- [Task to carry out]: Scan the listing that follows and report how many lines contain "color". Write the number alone.

- [Input data]:

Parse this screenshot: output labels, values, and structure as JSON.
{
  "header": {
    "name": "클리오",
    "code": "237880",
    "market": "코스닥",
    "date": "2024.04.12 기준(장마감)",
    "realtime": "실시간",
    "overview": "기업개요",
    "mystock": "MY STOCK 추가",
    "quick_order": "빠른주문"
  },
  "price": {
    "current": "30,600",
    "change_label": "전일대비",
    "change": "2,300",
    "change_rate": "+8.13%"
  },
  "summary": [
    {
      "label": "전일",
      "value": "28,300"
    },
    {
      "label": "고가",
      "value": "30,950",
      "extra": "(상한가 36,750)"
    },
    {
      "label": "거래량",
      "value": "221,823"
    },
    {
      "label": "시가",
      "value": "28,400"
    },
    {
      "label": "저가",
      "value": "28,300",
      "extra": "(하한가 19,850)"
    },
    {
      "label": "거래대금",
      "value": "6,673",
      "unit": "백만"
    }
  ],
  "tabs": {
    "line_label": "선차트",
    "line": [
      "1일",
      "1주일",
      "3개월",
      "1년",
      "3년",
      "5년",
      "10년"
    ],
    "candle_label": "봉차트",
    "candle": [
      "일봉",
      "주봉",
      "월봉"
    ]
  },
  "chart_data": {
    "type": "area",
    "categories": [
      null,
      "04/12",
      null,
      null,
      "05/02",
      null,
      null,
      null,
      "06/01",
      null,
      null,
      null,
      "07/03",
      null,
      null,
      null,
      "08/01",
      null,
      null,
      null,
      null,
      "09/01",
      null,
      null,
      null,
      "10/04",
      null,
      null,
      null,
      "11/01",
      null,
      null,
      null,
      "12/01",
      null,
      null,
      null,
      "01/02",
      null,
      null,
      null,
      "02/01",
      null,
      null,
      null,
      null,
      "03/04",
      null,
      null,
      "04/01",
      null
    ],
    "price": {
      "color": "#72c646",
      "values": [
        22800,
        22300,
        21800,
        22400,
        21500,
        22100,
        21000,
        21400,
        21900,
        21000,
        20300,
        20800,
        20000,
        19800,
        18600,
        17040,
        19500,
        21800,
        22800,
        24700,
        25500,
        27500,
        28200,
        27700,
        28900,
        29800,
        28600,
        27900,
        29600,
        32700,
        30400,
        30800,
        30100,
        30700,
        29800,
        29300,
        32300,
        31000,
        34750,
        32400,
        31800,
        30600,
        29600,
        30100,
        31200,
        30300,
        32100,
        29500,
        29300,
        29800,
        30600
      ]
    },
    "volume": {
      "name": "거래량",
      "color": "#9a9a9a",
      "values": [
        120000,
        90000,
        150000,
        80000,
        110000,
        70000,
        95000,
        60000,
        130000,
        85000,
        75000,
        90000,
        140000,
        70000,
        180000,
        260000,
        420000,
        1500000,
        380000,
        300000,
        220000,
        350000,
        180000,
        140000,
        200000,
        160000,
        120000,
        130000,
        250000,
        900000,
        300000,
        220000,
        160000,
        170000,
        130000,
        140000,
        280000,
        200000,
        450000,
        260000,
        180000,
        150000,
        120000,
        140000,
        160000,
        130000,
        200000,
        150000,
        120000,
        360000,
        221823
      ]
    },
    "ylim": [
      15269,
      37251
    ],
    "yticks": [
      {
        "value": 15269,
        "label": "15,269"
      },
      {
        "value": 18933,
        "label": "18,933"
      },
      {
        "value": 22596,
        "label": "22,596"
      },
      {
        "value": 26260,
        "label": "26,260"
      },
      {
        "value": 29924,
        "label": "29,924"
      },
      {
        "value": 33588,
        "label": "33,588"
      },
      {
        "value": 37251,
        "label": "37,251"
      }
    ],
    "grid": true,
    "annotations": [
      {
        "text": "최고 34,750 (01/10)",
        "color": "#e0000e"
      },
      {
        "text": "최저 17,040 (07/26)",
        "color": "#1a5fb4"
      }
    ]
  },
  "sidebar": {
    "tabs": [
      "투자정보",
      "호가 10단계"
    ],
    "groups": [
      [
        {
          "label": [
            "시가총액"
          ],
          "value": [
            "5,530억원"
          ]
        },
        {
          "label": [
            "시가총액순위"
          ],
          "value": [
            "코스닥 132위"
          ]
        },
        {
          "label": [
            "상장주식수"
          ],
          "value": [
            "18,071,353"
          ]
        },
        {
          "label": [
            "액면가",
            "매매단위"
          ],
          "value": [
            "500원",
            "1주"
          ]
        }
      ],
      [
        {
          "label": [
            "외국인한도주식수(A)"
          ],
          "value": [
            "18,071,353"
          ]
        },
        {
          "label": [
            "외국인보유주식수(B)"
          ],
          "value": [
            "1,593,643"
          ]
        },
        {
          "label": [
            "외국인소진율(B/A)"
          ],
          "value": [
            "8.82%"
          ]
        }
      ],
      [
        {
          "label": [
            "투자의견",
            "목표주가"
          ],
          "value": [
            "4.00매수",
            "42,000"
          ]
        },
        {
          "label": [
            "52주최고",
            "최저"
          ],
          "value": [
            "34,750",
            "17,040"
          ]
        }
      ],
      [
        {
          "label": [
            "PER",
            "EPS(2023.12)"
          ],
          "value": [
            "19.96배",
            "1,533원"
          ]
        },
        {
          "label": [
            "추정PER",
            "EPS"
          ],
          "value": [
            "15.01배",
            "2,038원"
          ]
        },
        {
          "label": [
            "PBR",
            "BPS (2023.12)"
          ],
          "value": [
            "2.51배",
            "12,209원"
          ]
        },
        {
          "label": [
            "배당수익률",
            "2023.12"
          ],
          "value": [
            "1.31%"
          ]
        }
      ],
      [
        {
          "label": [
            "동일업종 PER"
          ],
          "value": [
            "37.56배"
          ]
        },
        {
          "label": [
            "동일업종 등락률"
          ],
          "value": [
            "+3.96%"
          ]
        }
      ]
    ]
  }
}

- [In response]: 4